State how many lines contain the string "title", and write nothing else.

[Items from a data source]
=====
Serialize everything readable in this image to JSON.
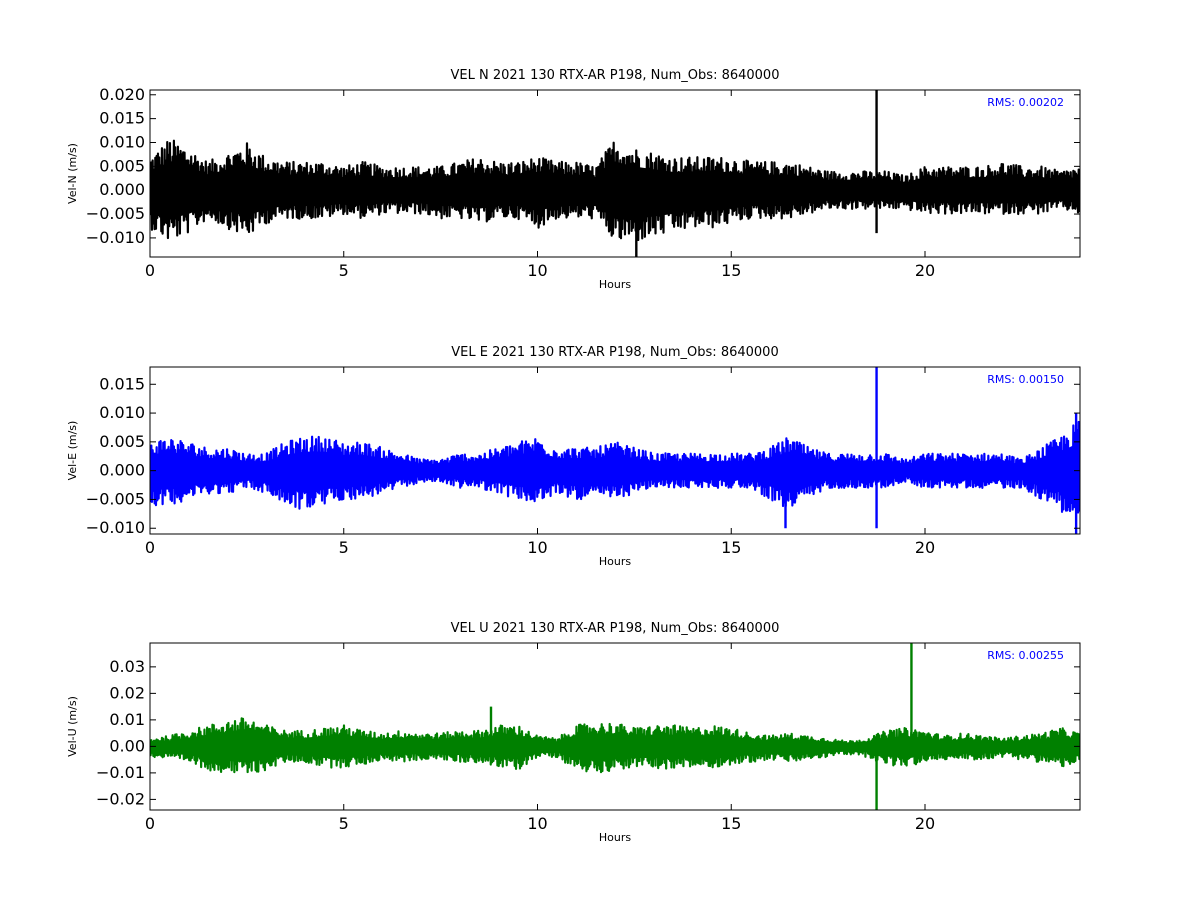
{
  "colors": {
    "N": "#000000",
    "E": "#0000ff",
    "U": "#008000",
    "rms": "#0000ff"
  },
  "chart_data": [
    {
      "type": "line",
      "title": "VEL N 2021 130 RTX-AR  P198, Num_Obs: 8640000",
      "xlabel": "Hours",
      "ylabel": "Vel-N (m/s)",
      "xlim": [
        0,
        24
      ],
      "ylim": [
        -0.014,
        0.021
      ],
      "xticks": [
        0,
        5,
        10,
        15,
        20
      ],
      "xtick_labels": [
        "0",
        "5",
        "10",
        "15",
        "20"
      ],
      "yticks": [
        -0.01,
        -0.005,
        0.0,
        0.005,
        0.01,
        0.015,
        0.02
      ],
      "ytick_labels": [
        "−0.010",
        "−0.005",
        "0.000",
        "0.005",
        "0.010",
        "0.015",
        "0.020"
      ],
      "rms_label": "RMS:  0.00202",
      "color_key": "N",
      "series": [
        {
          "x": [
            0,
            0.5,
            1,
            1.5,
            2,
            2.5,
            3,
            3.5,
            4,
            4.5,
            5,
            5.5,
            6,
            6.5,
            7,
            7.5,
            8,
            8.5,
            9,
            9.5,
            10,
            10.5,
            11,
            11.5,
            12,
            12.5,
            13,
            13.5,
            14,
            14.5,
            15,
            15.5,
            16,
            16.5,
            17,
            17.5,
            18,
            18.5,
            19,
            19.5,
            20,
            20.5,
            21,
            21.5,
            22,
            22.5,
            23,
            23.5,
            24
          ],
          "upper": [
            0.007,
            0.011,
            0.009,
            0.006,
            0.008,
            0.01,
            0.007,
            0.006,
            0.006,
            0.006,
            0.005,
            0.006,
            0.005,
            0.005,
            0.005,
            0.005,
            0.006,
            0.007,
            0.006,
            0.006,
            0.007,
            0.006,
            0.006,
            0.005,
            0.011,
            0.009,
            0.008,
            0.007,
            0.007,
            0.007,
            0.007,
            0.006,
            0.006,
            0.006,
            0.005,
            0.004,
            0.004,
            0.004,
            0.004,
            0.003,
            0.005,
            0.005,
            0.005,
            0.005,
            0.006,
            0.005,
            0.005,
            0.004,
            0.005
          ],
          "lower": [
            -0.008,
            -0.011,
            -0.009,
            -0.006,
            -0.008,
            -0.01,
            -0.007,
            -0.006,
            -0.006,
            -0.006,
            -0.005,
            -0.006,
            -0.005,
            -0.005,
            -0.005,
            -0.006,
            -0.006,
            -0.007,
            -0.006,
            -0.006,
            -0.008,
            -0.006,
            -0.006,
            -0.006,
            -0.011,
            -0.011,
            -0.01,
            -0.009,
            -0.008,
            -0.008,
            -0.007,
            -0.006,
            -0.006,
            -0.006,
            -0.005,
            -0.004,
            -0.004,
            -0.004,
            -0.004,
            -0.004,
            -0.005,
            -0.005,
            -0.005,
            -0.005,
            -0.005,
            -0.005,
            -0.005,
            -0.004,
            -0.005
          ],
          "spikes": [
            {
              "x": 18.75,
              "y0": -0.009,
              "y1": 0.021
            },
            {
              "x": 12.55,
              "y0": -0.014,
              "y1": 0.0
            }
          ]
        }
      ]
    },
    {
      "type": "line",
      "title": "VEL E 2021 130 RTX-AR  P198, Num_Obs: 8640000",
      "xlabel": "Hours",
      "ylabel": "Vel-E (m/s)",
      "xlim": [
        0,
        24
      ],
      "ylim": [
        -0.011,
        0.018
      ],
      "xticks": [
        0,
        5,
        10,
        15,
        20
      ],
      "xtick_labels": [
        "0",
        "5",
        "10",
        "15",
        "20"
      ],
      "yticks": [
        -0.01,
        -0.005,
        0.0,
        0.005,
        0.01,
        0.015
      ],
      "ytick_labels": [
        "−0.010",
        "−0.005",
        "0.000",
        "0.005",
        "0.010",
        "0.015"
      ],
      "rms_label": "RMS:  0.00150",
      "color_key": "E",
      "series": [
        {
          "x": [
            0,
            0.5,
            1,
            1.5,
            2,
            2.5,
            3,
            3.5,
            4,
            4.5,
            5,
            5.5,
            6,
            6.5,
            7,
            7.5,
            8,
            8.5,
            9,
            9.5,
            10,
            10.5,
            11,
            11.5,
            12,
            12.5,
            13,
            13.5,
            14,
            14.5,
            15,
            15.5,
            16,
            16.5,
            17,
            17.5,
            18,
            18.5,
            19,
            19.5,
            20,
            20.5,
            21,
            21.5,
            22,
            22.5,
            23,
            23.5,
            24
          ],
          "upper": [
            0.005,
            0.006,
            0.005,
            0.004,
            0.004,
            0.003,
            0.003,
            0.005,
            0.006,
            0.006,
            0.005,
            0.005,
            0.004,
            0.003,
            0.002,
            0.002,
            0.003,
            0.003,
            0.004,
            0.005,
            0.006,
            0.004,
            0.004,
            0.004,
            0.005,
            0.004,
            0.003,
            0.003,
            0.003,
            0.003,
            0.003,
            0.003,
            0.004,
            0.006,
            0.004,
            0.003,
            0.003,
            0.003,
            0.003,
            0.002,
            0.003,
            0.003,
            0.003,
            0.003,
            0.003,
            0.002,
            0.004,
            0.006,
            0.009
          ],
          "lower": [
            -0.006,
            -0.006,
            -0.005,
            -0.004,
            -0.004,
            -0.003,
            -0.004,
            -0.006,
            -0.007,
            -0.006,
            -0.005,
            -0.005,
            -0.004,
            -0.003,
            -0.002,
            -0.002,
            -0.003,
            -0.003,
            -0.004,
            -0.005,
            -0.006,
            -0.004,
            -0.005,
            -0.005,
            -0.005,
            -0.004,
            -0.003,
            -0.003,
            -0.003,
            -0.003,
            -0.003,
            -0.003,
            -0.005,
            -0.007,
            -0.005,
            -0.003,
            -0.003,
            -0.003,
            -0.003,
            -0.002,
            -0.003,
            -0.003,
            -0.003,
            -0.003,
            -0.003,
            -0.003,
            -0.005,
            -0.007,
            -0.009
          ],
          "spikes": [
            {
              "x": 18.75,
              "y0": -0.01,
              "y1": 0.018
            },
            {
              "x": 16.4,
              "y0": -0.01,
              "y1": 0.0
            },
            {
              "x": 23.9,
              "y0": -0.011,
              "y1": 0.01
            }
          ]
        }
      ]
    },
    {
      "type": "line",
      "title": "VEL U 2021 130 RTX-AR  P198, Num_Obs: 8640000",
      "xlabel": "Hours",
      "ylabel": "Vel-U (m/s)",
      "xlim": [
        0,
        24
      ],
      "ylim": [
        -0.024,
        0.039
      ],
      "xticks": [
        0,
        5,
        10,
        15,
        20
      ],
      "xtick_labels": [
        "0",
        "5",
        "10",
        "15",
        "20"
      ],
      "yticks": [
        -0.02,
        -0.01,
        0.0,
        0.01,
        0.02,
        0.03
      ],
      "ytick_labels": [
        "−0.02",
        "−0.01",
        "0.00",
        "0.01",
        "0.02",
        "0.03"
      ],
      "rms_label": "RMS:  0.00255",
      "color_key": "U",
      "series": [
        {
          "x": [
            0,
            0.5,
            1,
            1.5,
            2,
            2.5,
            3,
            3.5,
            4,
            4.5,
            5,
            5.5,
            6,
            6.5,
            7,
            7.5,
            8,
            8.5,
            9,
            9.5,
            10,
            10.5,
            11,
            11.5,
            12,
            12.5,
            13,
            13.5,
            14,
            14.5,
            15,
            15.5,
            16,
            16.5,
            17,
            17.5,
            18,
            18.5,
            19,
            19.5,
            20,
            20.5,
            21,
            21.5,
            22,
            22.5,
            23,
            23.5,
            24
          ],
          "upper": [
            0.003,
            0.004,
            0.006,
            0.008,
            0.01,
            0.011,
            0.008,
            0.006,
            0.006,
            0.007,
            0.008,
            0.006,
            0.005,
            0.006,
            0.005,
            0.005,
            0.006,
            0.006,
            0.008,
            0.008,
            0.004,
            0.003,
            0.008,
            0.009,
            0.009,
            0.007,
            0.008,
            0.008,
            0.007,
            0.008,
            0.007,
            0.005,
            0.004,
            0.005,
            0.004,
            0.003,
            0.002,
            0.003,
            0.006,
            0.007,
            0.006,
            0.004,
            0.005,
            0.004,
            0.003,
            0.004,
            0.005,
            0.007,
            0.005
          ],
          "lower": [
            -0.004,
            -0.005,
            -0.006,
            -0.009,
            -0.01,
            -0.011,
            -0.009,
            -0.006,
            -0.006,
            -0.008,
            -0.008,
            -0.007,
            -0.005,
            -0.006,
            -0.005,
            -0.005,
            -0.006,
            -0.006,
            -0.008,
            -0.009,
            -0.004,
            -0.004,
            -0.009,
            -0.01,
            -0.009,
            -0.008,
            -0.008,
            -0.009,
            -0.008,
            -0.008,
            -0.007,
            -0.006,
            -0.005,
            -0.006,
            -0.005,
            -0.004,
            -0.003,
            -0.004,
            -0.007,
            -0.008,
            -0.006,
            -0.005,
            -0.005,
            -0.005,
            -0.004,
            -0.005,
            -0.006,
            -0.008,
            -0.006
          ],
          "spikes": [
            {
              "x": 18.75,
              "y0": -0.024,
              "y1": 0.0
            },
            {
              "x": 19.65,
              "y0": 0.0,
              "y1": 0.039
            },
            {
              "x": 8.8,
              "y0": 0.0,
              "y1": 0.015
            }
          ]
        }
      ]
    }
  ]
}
=====
* Reply
3